To be done: Pull out every line in the data that has the string "effleurement" in it.

--------------------

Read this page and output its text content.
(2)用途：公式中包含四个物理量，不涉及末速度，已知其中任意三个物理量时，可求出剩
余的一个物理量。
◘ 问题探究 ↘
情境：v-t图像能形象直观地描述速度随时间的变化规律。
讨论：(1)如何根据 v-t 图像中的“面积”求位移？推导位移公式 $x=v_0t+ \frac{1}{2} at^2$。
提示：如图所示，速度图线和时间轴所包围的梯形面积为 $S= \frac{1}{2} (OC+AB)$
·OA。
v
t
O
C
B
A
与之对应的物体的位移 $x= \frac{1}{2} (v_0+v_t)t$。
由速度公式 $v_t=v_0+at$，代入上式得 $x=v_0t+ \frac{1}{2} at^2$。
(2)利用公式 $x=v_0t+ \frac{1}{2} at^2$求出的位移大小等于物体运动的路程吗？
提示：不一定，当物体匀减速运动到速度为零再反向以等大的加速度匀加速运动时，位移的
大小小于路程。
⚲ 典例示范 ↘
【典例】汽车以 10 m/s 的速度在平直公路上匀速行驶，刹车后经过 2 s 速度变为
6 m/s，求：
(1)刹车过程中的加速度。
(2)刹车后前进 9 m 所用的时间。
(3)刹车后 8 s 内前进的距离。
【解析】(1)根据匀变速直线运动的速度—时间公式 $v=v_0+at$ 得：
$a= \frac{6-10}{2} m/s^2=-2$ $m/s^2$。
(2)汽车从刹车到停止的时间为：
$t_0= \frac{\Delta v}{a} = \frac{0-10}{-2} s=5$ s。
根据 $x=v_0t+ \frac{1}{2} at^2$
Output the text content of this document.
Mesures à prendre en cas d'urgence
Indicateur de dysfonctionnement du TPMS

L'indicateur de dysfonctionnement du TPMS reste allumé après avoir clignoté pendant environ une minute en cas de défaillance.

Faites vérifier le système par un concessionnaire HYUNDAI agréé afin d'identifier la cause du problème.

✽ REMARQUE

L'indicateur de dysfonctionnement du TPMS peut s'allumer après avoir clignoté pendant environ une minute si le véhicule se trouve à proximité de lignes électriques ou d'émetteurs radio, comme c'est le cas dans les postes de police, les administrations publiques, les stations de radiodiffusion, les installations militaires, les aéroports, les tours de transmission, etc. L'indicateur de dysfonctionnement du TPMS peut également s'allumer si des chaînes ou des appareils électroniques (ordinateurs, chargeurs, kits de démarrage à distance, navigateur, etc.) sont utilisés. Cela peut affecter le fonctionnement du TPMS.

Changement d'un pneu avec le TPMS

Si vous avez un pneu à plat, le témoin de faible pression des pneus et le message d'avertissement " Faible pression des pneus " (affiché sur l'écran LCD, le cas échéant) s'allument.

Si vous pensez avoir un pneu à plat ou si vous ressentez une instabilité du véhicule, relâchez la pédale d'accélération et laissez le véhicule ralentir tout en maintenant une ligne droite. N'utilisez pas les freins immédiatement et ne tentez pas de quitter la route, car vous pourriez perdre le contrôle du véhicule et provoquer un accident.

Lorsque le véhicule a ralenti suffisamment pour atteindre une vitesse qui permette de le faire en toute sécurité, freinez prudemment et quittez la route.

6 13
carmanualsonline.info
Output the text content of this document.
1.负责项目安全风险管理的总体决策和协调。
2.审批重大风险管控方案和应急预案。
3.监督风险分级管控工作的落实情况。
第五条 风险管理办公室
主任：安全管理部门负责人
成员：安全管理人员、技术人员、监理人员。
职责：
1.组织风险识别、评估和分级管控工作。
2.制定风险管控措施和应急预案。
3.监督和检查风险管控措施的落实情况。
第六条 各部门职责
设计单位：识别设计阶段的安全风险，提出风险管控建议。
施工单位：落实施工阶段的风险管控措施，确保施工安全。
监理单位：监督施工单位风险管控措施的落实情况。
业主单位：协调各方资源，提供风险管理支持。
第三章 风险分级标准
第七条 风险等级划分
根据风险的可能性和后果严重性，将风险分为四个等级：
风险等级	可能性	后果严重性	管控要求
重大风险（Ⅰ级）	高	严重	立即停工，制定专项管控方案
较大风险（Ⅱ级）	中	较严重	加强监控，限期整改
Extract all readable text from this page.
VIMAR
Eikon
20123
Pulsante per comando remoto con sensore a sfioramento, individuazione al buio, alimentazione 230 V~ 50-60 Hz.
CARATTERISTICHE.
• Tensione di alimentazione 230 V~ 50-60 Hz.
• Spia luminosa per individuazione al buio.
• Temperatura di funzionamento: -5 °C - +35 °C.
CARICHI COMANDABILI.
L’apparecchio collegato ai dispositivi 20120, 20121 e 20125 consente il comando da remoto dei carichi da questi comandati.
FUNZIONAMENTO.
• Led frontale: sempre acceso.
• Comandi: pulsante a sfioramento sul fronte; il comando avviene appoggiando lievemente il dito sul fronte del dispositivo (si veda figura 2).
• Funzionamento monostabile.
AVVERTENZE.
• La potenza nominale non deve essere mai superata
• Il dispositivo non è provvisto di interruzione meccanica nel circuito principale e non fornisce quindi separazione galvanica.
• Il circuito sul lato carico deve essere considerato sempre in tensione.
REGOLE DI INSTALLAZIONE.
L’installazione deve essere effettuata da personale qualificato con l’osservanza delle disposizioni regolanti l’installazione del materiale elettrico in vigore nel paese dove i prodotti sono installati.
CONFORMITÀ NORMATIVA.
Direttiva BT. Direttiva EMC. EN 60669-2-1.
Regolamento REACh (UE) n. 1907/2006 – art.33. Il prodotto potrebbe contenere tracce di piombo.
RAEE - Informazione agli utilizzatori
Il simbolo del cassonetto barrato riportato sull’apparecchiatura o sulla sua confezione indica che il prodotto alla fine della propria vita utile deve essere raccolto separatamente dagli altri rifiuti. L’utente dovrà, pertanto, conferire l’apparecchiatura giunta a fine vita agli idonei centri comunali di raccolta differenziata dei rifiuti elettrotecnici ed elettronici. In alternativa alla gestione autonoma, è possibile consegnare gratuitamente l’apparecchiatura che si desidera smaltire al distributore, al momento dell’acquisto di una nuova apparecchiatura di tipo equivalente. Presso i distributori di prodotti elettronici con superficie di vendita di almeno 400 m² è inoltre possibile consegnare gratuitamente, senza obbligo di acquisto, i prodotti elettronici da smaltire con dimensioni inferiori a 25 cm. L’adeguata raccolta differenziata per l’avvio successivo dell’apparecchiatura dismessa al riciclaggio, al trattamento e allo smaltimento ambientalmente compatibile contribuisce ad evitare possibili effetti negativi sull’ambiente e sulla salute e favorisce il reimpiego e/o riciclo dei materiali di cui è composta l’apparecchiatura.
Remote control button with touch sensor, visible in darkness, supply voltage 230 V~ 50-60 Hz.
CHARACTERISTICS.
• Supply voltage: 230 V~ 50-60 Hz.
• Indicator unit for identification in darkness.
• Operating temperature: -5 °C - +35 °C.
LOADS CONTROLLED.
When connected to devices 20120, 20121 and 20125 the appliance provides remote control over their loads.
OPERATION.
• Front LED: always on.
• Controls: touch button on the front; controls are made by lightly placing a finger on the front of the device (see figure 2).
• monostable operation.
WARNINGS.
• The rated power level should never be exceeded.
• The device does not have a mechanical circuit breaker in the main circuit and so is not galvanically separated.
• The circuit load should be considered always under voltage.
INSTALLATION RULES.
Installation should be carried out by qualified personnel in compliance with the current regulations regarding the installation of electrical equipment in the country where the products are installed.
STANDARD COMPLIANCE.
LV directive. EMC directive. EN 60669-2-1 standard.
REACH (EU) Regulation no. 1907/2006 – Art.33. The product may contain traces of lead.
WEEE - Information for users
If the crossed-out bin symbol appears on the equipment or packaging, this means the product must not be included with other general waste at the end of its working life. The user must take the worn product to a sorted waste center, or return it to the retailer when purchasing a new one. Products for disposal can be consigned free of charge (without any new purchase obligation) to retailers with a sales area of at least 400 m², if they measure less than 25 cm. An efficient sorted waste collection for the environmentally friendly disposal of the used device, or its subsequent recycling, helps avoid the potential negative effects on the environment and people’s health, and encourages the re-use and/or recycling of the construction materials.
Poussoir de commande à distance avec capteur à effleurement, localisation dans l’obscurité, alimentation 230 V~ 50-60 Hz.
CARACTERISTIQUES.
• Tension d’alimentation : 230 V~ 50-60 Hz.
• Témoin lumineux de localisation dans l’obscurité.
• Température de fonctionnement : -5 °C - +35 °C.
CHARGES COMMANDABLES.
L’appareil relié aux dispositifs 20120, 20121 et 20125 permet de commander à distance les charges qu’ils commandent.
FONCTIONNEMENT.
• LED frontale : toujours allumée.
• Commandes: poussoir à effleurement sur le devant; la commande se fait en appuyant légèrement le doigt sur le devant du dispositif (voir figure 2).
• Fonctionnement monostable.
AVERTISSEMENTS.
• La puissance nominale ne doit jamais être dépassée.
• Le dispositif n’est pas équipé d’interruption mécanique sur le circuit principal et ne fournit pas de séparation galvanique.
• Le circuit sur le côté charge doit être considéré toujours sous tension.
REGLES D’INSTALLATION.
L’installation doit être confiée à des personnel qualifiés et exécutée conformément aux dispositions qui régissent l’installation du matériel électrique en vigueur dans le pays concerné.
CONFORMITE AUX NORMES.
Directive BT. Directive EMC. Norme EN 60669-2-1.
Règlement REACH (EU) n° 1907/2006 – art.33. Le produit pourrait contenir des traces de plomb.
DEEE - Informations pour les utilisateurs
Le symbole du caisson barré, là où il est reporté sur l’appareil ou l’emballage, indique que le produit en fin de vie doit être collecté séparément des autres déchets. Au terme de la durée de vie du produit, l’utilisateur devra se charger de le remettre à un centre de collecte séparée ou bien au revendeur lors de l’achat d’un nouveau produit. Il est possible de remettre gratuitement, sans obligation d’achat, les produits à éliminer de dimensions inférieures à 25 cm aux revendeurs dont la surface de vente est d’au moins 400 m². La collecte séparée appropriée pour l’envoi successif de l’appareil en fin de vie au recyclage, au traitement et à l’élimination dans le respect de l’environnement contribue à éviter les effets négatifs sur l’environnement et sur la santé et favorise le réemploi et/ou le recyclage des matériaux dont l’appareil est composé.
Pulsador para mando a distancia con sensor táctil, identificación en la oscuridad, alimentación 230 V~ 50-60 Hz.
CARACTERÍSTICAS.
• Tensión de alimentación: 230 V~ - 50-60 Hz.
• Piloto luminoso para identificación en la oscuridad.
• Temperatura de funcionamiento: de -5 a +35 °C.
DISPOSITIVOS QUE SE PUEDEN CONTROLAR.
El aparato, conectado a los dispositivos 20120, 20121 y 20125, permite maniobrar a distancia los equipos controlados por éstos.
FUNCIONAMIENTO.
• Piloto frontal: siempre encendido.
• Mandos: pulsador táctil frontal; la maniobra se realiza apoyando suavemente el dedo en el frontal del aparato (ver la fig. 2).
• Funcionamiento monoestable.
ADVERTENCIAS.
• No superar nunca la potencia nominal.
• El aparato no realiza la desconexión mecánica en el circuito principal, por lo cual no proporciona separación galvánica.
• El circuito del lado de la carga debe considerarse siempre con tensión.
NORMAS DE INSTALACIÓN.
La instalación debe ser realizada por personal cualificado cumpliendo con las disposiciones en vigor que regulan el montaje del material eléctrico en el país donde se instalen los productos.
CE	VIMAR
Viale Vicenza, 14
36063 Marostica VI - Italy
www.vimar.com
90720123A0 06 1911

--------------------

Finished exercise:
Poussoir de commande à distance avec capteur à effleurement, localisation dans l’obscurité, alimentation 230 V~ 50-60 Hz.
• Commandes: poussoir à effleurement sur le devant; la commande se fait en appuyant légèrement le doigt sur le devant du dispositif (voir figure 2).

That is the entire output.